**EXERCISE INPUTS:**
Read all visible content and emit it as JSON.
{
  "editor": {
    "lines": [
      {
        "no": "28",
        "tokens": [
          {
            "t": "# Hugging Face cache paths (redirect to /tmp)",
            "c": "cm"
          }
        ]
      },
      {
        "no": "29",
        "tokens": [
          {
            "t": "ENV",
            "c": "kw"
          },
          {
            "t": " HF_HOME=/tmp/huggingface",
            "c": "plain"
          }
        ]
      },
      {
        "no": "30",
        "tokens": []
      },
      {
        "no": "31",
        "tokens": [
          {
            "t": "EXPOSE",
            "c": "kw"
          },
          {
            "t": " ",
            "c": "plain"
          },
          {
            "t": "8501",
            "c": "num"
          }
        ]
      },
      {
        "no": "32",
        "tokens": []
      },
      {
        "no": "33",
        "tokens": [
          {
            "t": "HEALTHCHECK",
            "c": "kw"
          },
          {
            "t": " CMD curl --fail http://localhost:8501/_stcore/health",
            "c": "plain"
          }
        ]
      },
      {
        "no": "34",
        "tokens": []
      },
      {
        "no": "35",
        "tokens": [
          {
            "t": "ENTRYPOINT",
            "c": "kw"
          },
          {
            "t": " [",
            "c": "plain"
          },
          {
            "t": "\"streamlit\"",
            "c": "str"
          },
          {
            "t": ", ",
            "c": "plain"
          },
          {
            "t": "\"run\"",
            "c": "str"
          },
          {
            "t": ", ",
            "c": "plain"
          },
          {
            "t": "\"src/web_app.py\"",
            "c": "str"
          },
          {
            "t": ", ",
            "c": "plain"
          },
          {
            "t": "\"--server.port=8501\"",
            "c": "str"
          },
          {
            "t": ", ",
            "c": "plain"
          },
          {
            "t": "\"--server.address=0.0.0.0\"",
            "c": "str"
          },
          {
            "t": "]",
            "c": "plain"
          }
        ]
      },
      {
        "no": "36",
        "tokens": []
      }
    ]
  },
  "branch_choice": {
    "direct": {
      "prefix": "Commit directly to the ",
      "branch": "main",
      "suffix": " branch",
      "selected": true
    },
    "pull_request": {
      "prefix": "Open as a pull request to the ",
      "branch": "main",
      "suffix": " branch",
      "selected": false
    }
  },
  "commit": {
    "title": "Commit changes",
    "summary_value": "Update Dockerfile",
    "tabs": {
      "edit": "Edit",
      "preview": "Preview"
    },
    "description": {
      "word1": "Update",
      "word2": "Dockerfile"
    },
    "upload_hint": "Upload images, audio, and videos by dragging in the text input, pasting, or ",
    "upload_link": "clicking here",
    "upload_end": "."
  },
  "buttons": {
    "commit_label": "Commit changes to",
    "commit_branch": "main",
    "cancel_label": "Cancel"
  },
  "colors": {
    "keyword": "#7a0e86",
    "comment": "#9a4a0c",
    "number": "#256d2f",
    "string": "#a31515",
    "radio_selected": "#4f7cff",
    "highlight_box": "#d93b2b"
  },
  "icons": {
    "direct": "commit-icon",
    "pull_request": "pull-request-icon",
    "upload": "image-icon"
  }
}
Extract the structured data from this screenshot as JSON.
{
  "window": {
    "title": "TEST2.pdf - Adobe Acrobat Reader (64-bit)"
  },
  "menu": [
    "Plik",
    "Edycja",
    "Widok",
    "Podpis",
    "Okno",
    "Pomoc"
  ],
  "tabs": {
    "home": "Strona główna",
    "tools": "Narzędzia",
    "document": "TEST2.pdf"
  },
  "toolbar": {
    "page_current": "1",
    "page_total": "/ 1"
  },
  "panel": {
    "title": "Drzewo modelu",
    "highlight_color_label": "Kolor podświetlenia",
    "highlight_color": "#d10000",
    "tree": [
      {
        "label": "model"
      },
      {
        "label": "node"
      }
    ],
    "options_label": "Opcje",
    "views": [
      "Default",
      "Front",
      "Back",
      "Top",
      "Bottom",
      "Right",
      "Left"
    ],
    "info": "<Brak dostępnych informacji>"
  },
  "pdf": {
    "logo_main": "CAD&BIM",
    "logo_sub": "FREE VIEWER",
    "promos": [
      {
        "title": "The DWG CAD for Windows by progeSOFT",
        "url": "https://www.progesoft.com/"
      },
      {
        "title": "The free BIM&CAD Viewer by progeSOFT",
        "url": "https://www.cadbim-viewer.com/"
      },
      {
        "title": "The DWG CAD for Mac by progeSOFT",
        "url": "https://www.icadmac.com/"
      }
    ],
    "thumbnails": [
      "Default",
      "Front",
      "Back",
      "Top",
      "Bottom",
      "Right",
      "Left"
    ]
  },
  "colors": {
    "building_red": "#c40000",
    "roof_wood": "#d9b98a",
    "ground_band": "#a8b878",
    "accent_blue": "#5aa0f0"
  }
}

**WHAT IS NEEDED:**
Each line that has the word "https" should be copied.

**WRITTEN REPLY:**
        "url": "https://www.progesoft.com/"
        "url": "https://www.cadbim-viewer.com/"
        "url": "https://www.icadmac.com/"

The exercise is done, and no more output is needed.